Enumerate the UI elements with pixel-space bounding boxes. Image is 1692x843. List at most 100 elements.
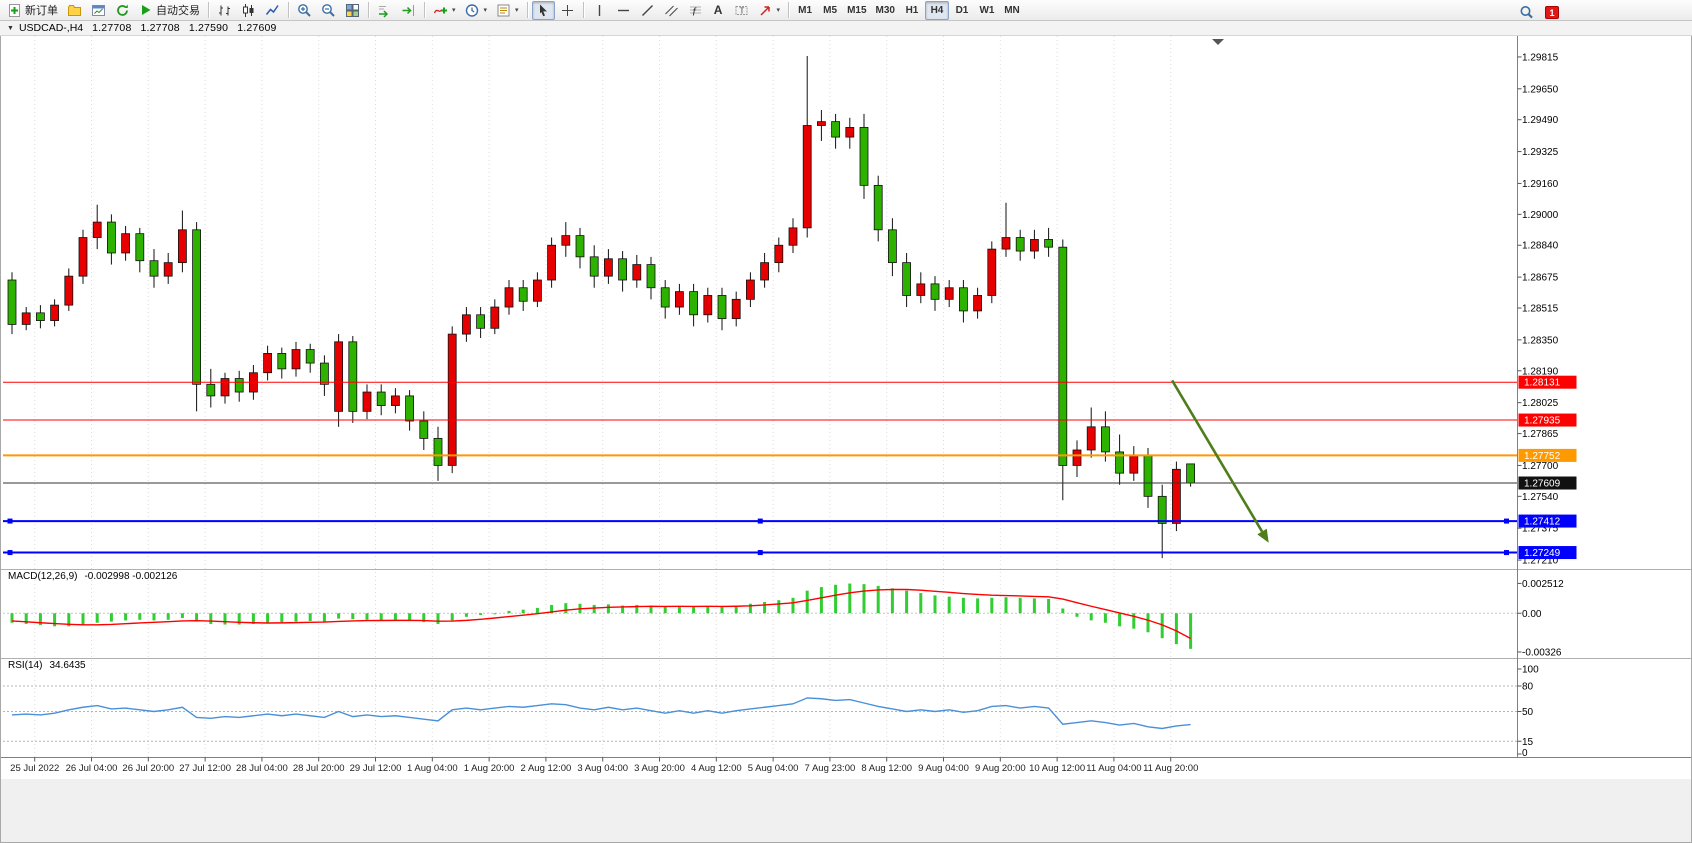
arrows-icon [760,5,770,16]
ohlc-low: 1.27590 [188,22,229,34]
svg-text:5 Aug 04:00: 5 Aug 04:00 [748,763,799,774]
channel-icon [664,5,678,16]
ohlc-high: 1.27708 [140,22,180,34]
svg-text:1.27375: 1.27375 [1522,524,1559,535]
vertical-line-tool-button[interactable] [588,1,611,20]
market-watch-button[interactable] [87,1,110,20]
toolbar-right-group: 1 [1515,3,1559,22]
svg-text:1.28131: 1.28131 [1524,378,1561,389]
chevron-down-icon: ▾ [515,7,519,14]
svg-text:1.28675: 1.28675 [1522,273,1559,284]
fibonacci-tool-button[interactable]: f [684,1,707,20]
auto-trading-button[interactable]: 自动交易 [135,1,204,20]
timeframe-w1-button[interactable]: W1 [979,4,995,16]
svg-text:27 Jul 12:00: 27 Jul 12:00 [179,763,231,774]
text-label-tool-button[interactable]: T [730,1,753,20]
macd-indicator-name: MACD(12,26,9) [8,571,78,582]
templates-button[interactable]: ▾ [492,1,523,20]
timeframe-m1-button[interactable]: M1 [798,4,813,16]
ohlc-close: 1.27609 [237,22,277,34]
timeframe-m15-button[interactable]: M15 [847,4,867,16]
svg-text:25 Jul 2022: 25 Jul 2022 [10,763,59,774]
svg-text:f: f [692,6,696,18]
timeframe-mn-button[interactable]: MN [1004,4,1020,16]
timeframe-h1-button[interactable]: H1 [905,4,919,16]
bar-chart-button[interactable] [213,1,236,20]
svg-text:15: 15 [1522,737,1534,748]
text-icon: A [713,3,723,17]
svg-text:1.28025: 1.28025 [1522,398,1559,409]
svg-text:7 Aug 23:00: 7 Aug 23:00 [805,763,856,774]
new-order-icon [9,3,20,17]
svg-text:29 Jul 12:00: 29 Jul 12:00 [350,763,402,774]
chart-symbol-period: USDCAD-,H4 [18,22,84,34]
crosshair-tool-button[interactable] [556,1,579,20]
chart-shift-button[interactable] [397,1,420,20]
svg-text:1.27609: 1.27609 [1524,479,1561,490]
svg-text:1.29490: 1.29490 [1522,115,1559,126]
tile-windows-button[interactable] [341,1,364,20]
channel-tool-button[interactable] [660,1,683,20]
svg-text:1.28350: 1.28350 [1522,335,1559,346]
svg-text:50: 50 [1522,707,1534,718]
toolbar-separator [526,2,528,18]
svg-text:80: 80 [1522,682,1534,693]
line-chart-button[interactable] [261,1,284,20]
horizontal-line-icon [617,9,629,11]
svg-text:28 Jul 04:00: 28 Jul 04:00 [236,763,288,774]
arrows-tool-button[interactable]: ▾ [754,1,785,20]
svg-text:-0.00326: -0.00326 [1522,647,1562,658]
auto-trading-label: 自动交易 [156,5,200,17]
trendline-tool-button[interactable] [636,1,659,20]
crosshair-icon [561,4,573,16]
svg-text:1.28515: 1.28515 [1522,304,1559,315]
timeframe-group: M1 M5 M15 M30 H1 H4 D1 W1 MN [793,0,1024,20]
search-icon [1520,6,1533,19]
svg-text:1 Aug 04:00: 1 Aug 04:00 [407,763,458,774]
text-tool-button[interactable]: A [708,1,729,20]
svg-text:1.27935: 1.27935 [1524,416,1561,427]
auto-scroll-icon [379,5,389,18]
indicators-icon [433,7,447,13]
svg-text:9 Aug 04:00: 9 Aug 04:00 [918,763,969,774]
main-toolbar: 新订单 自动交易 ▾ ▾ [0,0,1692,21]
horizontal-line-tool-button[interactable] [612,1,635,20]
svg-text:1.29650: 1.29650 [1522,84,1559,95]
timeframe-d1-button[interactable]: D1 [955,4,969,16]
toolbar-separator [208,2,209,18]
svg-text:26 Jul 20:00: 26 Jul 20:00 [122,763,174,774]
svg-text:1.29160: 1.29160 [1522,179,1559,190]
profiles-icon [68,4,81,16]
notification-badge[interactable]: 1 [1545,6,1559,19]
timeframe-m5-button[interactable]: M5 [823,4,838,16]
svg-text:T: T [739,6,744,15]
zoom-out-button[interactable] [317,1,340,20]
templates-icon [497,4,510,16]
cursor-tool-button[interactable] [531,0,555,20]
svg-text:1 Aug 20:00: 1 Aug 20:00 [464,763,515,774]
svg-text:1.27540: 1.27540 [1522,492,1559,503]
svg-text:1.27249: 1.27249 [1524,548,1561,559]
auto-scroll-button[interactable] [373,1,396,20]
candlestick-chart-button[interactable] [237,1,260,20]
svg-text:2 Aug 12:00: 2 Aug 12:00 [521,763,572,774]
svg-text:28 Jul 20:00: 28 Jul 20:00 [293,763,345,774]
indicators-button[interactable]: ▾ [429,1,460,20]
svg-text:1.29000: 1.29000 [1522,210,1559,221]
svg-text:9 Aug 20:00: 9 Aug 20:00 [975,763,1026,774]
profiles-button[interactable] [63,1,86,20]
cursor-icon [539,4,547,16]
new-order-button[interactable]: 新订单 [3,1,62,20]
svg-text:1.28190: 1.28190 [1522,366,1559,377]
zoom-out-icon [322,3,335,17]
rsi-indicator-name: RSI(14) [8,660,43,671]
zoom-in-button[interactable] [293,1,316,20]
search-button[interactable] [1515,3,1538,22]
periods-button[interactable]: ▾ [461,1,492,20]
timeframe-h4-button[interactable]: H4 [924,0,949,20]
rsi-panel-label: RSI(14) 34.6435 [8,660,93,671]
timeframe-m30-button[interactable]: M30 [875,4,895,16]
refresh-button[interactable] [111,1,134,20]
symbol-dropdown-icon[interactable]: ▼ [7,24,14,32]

Short problem: Could you rewrite everything in the material from the line containing "arrows-icon [760,5,770,16]" down to the line containing "chart-symbol-period: USDCAD-,H4 [18,22,84,34]", with "svg-text" changed to "axis-text" and nothing else altered, giving only those lines?

Solution for this exercise:
arrows-icon [760,5,770,16]
ohlc-low: 1.27590 [188,22,229,34]
axis-text:5 Aug 04:00: 5 Aug 04:00 [748,763,799,774]
channel-icon [664,5,678,16]
ohlc-high: 1.27708 [140,22,180,34]
axis-text:1.27375: 1.27375 [1522,524,1559,535]
vertical-line-tool-button[interactable] [588,1,611,20]
market-watch-button[interactable] [87,1,110,20]
toolbar-right-group: 1 [1515,3,1559,22]
axis-text:1.28131: 1.28131 [1524,378,1561,389]
chevron-down-icon: ▾ [515,7,519,14]
axis-text:1.28675: 1.28675 [1522,273,1559,284]
fibonacci-tool-button[interactable]: f [684,1,707,20]
auto-trading-button[interactable]: 自动交易 [135,1,204,20]
timeframe-w1-button[interactable]: W1 [979,4,995,16]
axis-text:27 Jul 12:00: 27 Jul 12:00 [179,763,231,774]
text-label-tool-button[interactable]: T [730,1,753,20]
macd-indicator-name: MACD(12,26,9) [8,571,78,582]
templates-button[interactable]: ▾ [492,1,523,20]
timeframe-m1-button[interactable]: M1 [798,4,813,16]
ohlc-close: 1.27609 [237,22,277,34]
timeframe-m15-button[interactable]: M15 [847,4,867,16]
axis-text:25 Jul 2022: 25 Jul 2022 [10,763,59,774]
axis-text:f: f [692,6,696,18]
timeframe-mn-button[interactable]: MN [1004,4,1020,16]
timeframe-h1-button[interactable]: H1 [905,4,919,16]
bar-chart-button[interactable] [213,1,236,20]
axis-text:15: 15 [1522,737,1534,748]
text-icon: A [713,3,723,17]
axis-text:1.28025: 1.28025 [1522,398,1559,409]
axis-text:7 Aug 23:00: 7 Aug 23:00 [805,763,856,774]
new-order-icon [9,3,20,17]
axis-text:29 Jul 12:00: 29 Jul 12:00 [350,763,402,774]
chart-symbol-period: USDCAD-,H4 [18,22,84,34]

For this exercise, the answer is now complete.